• _AVAILABLE DATA_
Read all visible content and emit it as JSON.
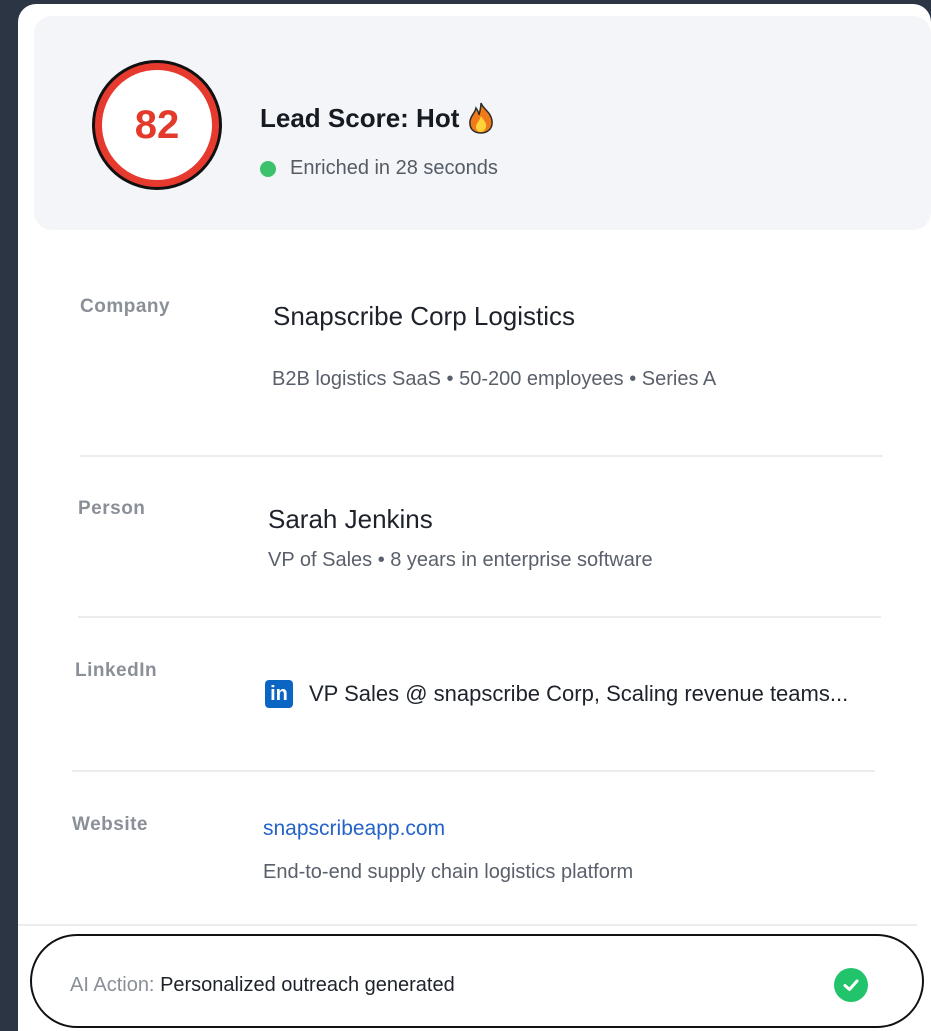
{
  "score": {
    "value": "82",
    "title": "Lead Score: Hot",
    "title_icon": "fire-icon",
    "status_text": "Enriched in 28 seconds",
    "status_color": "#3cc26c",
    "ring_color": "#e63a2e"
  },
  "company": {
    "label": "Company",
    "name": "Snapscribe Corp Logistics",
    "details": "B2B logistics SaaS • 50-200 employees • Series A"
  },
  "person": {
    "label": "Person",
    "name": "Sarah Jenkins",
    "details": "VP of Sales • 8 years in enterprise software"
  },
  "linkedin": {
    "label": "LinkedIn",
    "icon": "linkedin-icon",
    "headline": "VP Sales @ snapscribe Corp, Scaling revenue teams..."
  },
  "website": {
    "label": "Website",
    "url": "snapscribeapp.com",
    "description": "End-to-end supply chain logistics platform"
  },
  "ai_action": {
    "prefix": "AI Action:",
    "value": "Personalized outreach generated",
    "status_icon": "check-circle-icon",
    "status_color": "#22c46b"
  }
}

• _GIVEN EXERCISE_
Without the pictures, print the records in full, exactly as they appear.

• _SOLUTION TO THIS PROBLEM_
Read all visible content and emit it as JSON.
{
  "score": {
    "value": "82",
    "title": "Lead Score: Hot",
    "title_icon": "fire-icon",
    "status_text": "Enriched in 28 seconds",
    "status_color": "#3cc26c",
    "ring_color": "#e63a2e"
  },
  "company": {
    "label": "Company",
    "name": "Snapscribe Corp Logistics",
    "details": "B2B logistics SaaS • 50-200 employees • Series A"
  },
  "person": {
    "label": "Person",
    "name": "Sarah Jenkins",
    "details": "VP of Sales • 8 years in enterprise software"
  },
  "linkedin": {
    "label": "LinkedIn",
    "icon": "linkedin-icon",
    "headline": "VP Sales @ snapscribe Corp, Scaling revenue teams..."
  },
  "website": {
    "label": "Website",
    "url": "snapscribeapp.com",
    "description": "End-to-end supply chain logistics platform"
  },
  "ai_action": {
    "prefix": "AI Action:",
    "value": "Personalized outreach generated",
    "status_icon": "check-circle-icon",
    "status_color": "#22c46b"
  }
}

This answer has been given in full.